# [EXERCISE AIM]
Look through the material and tally each line bearing the word "Atherton". Give only the total.

# [GIVEN RECORDS]
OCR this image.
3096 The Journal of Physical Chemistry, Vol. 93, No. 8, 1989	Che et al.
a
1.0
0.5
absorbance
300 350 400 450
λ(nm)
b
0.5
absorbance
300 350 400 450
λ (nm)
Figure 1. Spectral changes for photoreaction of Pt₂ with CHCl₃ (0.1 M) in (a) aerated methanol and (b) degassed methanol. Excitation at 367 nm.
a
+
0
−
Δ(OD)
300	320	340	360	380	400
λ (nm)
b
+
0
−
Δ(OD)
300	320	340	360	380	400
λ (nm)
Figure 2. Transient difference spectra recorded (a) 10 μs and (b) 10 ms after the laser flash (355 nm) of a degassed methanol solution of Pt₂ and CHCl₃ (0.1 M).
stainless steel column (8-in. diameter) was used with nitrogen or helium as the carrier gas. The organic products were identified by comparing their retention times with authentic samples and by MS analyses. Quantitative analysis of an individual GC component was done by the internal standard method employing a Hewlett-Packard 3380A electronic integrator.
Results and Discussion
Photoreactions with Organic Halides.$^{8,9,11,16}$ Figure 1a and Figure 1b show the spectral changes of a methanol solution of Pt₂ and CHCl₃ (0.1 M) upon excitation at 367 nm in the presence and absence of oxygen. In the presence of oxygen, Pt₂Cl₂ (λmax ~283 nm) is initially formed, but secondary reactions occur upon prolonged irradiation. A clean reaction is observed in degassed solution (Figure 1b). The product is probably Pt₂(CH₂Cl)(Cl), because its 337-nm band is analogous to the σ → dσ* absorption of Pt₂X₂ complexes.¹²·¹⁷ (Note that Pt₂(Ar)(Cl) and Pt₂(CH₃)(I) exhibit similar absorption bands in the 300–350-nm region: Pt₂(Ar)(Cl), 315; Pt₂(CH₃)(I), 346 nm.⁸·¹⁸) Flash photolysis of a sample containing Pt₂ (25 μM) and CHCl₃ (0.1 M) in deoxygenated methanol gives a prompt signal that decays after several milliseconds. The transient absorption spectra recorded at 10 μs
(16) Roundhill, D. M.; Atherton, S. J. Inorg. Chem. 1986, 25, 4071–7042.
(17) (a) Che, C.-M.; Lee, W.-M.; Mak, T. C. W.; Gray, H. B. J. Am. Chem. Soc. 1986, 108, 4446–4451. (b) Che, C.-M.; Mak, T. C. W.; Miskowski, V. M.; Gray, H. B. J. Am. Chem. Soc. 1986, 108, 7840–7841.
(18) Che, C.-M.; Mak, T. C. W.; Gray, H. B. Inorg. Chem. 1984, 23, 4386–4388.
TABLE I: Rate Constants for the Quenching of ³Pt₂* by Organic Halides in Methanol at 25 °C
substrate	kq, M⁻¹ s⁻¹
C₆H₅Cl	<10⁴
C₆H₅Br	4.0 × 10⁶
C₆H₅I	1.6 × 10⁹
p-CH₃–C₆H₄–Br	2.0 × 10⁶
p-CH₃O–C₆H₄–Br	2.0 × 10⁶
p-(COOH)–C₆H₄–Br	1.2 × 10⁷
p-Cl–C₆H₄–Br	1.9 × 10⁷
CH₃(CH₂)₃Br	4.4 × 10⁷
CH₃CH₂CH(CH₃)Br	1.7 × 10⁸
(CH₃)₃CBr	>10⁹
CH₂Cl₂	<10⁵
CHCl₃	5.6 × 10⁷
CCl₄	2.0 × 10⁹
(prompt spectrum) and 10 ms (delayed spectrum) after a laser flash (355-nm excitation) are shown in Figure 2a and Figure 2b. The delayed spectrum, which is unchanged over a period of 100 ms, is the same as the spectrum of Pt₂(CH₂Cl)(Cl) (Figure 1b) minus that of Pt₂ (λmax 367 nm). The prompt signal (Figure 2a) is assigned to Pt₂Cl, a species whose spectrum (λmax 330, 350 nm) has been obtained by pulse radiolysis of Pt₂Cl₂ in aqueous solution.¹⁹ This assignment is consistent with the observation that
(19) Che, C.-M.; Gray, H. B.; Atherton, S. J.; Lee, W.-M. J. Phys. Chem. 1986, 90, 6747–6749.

# [CORRECT RESULT]
2